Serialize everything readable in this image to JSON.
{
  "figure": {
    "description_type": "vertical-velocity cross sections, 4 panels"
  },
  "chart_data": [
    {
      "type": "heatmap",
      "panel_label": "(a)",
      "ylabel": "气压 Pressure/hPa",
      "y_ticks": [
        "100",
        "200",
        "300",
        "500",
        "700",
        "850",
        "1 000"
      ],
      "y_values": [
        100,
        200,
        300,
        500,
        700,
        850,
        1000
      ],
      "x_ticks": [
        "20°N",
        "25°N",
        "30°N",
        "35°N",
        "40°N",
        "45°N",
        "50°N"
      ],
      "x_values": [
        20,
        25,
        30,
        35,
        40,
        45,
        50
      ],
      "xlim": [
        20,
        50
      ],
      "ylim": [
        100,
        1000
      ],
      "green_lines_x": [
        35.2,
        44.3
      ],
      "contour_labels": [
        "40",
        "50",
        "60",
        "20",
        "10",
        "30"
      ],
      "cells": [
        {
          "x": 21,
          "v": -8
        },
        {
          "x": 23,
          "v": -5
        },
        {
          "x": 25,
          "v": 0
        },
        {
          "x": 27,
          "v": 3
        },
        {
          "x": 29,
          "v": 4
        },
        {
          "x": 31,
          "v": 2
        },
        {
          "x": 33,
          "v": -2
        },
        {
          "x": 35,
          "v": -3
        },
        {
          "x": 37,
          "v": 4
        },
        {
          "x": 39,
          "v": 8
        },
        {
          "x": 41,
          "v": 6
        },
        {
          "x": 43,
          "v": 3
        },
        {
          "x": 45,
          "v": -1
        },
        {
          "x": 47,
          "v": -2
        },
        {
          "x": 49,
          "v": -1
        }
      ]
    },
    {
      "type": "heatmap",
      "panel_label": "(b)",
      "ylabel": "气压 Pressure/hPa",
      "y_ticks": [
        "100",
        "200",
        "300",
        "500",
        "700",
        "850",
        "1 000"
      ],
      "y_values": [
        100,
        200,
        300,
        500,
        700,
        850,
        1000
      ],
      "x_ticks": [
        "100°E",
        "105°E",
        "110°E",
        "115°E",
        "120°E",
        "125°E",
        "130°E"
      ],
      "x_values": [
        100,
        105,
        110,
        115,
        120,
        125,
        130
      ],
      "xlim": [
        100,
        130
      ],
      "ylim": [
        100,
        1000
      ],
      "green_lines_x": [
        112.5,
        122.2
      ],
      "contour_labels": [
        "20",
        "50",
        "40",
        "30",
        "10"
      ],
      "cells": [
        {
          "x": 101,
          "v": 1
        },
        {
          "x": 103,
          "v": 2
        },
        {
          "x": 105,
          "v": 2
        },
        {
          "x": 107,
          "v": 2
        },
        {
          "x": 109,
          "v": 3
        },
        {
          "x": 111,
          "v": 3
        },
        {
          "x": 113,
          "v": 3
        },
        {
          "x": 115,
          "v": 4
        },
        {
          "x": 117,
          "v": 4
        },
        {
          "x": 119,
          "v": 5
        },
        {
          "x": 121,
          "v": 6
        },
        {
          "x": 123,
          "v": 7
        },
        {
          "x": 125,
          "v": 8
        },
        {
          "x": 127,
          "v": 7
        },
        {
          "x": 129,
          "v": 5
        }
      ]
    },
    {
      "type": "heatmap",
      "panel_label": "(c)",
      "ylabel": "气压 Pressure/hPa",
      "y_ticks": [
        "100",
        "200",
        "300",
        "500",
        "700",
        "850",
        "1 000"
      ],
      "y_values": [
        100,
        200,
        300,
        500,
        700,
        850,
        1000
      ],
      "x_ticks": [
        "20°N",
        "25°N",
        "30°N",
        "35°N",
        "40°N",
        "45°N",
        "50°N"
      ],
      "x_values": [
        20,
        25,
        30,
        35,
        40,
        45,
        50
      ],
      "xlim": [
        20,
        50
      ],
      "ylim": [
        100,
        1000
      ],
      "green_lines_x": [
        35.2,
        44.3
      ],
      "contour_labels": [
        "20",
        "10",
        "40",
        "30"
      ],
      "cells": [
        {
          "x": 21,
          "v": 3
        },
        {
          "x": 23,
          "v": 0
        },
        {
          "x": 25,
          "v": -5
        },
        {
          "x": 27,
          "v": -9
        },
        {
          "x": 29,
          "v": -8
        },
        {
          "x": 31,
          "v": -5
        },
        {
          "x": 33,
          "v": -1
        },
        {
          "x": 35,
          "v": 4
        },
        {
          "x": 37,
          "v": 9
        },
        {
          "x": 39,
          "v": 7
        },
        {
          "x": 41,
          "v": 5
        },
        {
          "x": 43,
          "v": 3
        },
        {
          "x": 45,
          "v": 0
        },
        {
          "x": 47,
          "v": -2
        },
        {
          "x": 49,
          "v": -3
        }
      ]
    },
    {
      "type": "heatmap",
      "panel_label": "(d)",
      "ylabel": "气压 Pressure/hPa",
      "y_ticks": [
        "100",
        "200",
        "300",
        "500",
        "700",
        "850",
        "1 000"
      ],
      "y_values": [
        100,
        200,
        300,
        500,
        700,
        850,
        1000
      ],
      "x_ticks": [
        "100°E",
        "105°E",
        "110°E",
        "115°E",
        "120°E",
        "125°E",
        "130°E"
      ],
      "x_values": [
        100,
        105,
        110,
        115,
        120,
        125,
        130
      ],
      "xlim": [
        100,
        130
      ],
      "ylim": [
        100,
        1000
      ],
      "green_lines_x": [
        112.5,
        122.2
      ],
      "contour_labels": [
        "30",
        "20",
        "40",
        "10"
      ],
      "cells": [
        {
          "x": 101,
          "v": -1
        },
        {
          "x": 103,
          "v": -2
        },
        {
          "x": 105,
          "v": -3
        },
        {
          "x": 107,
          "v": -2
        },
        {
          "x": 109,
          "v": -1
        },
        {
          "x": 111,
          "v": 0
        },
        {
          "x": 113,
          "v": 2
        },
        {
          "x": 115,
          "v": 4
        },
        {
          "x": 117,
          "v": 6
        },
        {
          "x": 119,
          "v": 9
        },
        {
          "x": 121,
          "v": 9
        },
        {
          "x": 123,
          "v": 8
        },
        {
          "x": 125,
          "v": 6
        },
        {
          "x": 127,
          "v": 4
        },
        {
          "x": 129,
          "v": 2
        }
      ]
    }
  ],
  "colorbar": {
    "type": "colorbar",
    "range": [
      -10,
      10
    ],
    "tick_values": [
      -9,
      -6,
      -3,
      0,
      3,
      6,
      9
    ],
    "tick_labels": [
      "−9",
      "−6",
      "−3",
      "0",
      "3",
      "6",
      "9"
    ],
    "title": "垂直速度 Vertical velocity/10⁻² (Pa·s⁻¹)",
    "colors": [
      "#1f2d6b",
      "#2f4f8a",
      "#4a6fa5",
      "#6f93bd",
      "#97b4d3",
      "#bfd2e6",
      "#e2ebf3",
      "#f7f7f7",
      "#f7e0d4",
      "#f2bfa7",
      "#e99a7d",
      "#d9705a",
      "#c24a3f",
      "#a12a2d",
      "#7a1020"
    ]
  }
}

* [The task]
All of the data needs to be printed once more, exactly.

* [Answer]
Serialize everything readable in this image to JSON.
{
  "figure": {
    "description_type": "vertical-velocity cross sections, 4 panels"
  },
  "chart_data": [
    {
      "type": "heatmap",
      "panel_label": "(a)",
      "ylabel": "气压 Pressure/hPa",
      "y_ticks": [
        "100",
        "200",
        "300",
        "500",
        "700",
        "850",
        "1 000"
      ],
      "y_values": [
        100,
        200,
        300,
        500,
        700,
        850,
        1000
      ],
      "x_ticks": [
        "20°N",
        "25°N",
        "30°N",
        "35°N",
        "40°N",
        "45°N",
        "50°N"
      ],
      "x_values": [
        20,
        25,
        30,
        35,
        40,
        45,
        50
      ],
      "xlim": [
        20,
        50
      ],
      "ylim": [
        100,
        1000
      ],
      "green_lines_x": [
        35.2,
        44.3
      ],
      "contour_labels": [
        "40",
        "50",
        "60",
        "20",
        "10",
        "30"
      ],
      "cells": [
        {
          "x": 21,
          "v": -8
        },
        {
          "x": 23,
          "v": -5
        },
        {
          "x": 25,
          "v": 0
        },
        {
          "x": 27,
          "v": 3
        },
        {
          "x": 29,
          "v": 4
        },
        {
          "x": 31,
          "v": 2
        },
        {
          "x": 33,
          "v": -2
        },
        {
          "x": 35,
          "v": -3
        },
        {
          "x": 37,
          "v": 4
        },
        {
          "x": 39,
          "v": 8
        },
        {
          "x": 41,
          "v": 6
        },
        {
          "x": 43,
          "v": 3
        },
        {
          "x": 45,
          "v": -1
        },
        {
          "x": 47,
          "v": -2
        },
        {
          "x": 49,
          "v": -1
        }
      ]
    },
    {
      "type": "heatmap",
      "panel_label": "(b)",
      "ylabel": "气压 Pressure/hPa",
      "y_ticks": [
        "100",
        "200",
        "300",
        "500",
        "700",
        "850",
        "1 000"
      ],
      "y_values": [
        100,
        200,
        300,
        500,
        700,
        850,
        1000
      ],
      "x_ticks": [
        "100°E",
        "105°E",
        "110°E",
        "115°E",
        "120°E",
        "125°E",
        "130°E"
      ],
      "x_values": [
        100,
        105,
        110,
        115,
        120,
        125,
        130
      ],
      "xlim": [
        100,
        130
      ],
      "ylim": [
        100,
        1000
      ],
      "green_lines_x": [
        112.5,
        122.2
      ],
      "contour_labels": [
        "20",
        "50",
        "40",
        "30",
        "10"
      ],
      "cells": [
        {
          "x": 101,
          "v": 1
        },
        {
          "x": 103,
          "v": 2
        },
        {
          "x": 105,
          "v": 2
        },
        {
          "x": 107,
          "v": 2
        },
        {
          "x": 109,
          "v": 3
        },
        {
          "x": 111,
          "v": 3
        },
        {
          "x": 113,
          "v": 3
        },
        {
          "x": 115,
          "v": 4
        },
        {
          "x": 117,
          "v": 4
        },
        {
          "x": 119,
          "v": 5
        },
        {
          "x": 121,
          "v": 6
        },
        {
          "x": 123,
          "v": 7
        },
        {
          "x": 125,
          "v": 8
        },
        {
          "x": 127,
          "v": 7
        },
        {
          "x": 129,
          "v": 5
        }
      ]
    },
    {
      "type": "heatmap",
      "panel_label": "(c)",
      "ylabel": "气压 Pressure/hPa",
      "y_ticks": [
        "100",
        "200",
        "300",
        "500",
        "700",
        "850",
        "1 000"
      ],
      "y_values": [
        100,
        200,
        300,
        500,
        700,
        850,
        1000
      ],
      "x_ticks": [
        "20°N",
        "25°N",
        "30°N",
        "35°N",
        "40°N",
        "45°N",
        "50°N"
      ],
      "x_values": [
        20,
        25,
        30,
        35,
        40,
        45,
        50
      ],
      "xlim": [
        20,
        50
      ],
      "ylim": [
        100,
        1000
      ],
      "green_lines_x": [
        35.2,
        44.3
      ],
      "contour_labels": [
        "20",
        "10",
        "40",
        "30"
      ],
      "cells": [
        {
          "x": 21,
          "v": 3
        },
        {
          "x": 23,
          "v": 0
        },
        {
          "x": 25,
          "v": -5
        },
        {
          "x": 27,
          "v": -9
        },
        {
          "x": 29,
          "v": -8
        },
        {
          "x": 31,
          "v": -5
        },
        {
          "x": 33,
          "v": -1
        },
        {
          "x": 35,
          "v": 4
        },
        {
          "x": 37,
          "v": 9
        },
        {
          "x": 39,
          "v": 7
        },
        {
          "x": 41,
          "v": 5
        },
        {
          "x": 43,
          "v": 3
        },
        {
          "x": 45,
          "v": 0
        },
        {
          "x": 47,
          "v": -2
        },
        {
          "x": 49,
          "v": -3
        }
      ]
    },
    {
      "type": "heatmap",
      "panel_label": "(d)",
      "ylabel": "气压 Pressure/hPa",
      "y_ticks": [
        "100",
        "200",
        "300",
        "500",
        "700",
        "850",
        "1 000"
      ],
      "y_values": [
        100,
        200,
        300,
        500,
        700,
        850,
        1000
      ],
      "x_ticks": [
        "100°E",
        "105°E",
        "110°E",
        "115°E",
        "120°E",
        "125°E",
        "130°E"
      ],
      "x_values": [
        100,
        105,
        110,
        115,
        120,
        125,
        130
      ],
      "xlim": [
        100,
        130
      ],
      "ylim": [
        100,
        1000
      ],
      "green_lines_x": [
        112.5,
        122.2
      ],
      "contour_labels": [
        "30",
        "20",
        "40",
        "10"
      ],
      "cells": [
        {
          "x": 101,
          "v": -1
        },
        {
          "x": 103,
          "v": -2
        },
        {
          "x": 105,
          "v": -3
        },
        {
          "x": 107,
          "v": -2
        },
        {
          "x": 109,
          "v": -1
        },
        {
          "x": 111,
          "v": 0
        },
        {
          "x": 113,
          "v": 2
        },
        {
          "x": 115,
          "v": 4
        },
        {
          "x": 117,
          "v": 6
        },
        {
          "x": 119,
          "v": 9
        },
        {
          "x": 121,
          "v": 9
        },
        {
          "x": 123,
          "v": 8
        },
        {
          "x": 125,
          "v": 6
        },
        {
          "x": 127,
          "v": 4
        },
        {
          "x": 129,
          "v": 2
        }
      ]
    }
  ],
  "colorbar": {
    "type": "colorbar",
    "range": [
      -10,
      10
    ],
    "tick_values": [
      -9,
      -6,
      -3,
      0,
      3,
      6,
      9
    ],
    "tick_labels": [
      "−9",
      "−6",
      "−3",
      "0",
      "3",
      "6",
      "9"
    ],
    "title": "垂直速度 Vertical velocity/10⁻² (Pa·s⁻¹)",
    "colors": [
      "#1f2d6b",
      "#2f4f8a",
      "#4a6fa5",
      "#6f93bd",
      "#97b4d3",
      "#bfd2e6",
      "#e2ebf3",
      "#f7f7f7",
      "#f7e0d4",
      "#f2bfa7",
      "#e99a7d",
      "#d9705a",
      "#c24a3f",
      "#a12a2d",
      "#7a1020"
    ]
  }
}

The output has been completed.